PROBLEM TO SOLVE >> Will you write out all the entries below exactly?

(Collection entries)
[start]

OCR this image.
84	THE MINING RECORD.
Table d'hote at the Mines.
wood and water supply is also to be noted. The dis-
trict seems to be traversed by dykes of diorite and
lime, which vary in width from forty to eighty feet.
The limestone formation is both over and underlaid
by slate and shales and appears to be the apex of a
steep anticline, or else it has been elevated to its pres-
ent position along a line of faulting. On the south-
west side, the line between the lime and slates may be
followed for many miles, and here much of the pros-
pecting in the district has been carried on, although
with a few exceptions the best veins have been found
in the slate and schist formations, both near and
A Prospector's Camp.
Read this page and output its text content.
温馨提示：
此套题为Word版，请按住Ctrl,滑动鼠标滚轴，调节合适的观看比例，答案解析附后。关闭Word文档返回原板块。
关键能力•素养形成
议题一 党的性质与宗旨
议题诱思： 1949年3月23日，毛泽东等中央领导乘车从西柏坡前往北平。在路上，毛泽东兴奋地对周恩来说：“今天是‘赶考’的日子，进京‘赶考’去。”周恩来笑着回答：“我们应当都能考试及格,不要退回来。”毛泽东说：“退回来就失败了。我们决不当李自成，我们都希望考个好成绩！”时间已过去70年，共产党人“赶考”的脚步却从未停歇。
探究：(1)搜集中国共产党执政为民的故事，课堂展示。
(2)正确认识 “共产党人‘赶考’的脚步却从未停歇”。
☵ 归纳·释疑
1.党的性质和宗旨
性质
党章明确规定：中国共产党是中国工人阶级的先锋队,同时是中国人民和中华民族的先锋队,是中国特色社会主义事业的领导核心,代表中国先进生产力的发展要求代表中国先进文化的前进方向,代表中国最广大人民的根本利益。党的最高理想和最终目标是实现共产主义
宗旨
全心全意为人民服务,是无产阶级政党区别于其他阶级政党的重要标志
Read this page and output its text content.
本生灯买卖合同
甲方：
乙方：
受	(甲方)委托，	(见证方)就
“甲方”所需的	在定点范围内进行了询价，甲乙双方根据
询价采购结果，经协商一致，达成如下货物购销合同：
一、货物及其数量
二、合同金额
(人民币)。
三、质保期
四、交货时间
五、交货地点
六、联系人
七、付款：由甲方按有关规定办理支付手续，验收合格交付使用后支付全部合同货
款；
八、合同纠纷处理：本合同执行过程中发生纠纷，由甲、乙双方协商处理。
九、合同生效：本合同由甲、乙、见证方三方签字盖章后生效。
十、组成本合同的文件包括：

[end]

WRITTEN RESPONSE >>
OCR this image.
84	THE MINING RECORD.
Table d'hote at the Mines.
wood and water supply is also to be noted. The dis-
trict seems to be traversed by dykes of diorite and
lime, which vary in width from forty to eighty feet.
The limestone formation is both over and underlaid
by slate and shales and appears to be the apex of a
steep anticline, or else it has been elevated to its pres-
ent position along a line of faulting. On the south-
west side, the line between the lime and slates may be
followed for many miles, and here much of the pros-
pecting in the district has been carried on, although
with a few exceptions the best veins have been found
in the slate and schist formations, both near and
A Prospector's Camp.
Read this page and output its text content.
温馨提示：
此套题为Word版，请按住Ctrl,滑动鼠标滚轴，调节合适的观看比例，答案解析附后。关闭Word文档返回原板块。
关键能力•素养形成
议题一 党的性质与宗旨
议题诱思： 1949年3月23日，毛泽东等中央领导乘车从西柏坡前往北平。在路上，毛泽东兴奋地对周恩来说：“今天是‘赶考’的日子，进京‘赶考’去。”周恩来笑着回答：“我们应当都能考试及格,不要退回来。”毛泽东说：“退回来就失败了。我们决不当李自成，我们都希望考个好成绩！”时间已过去70年，共产党人“赶考”的脚步却从未停歇。
探究：(1)搜集中国共产党执政为民的故事，课堂展示。
(2)正确认识 “共产党人‘赶考’的脚步却从未停歇”。
☵ 归纳·释疑
1.党的性质和宗旨
性质
党章明确规定：中国共产党是中国工人阶级的先锋队,同时是中国人民和中华民族的先锋队,是中国特色社会主义事业的领导核心,代表中国先进生产力的发展要求代表中国先进文化的前进方向,代表中国最广大人民的根本利益。党的最高理想和最终目标是实现共产主义
宗旨
全心全意为人民服务,是无产阶级政党区别于其他阶级政党的重要标志
Read this page and output its text content.
本生灯买卖合同
甲方：
乙方：
受	(甲方)委托，	(见证方)就
“甲方”所需的	在定点范围内进行了询价，甲乙双方根据
询价采购结果，经协商一致，达成如下货物购销合同：
一、货物及其数量
二、合同金额
(人民币)。
三、质保期
四、交货时间
五、交货地点
六、联系人
七、付款：由甲方按有关规定办理支付手续，验收合格交付使用后支付全部合同货
款；
八、合同纠纷处理：本合同执行过程中发生纠纷，由甲、乙双方协商处理。
九、合同生效：本合同由甲、乙、见证方三方签字盖章后生效。
十、组成本合同的文件包括：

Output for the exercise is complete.